* [What is required] Which lines in the material below contain the word "values"? Copy each of them.

* [Provided records]
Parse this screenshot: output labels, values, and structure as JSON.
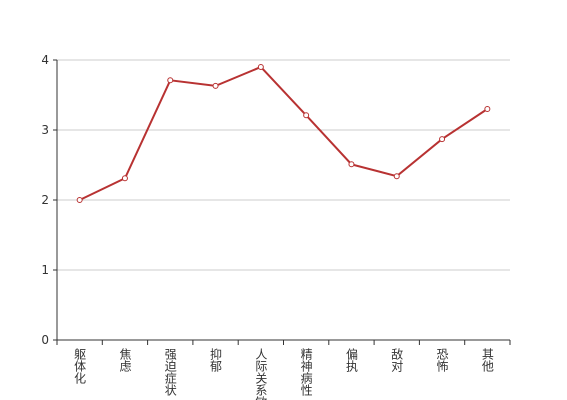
{
  "chart_data": {
    "type": "line",
    "categories": [
      "躯体化",
      "焦虑",
      "强迫症状",
      "抑郁",
      "人际关系敏感",
      "精神病性",
      "偏执",
      "敌对",
      "恐怖",
      "其他"
    ],
    "series": [
      {
        "color": "#b83232",
        "values": [
          2.0,
          2.31,
          3.71,
          3.63,
          3.9,
          3.21,
          2.51,
          2.34,
          2.87,
          3.3
        ]
      }
    ],
    "ylim": [
      0,
      4
    ],
    "yticks": [
      0,
      1,
      2,
      3,
      4
    ],
    "grid": true
  }
}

* [Written response]
Parse this screenshot: output labels, values, and structure as JSON.
        "values": [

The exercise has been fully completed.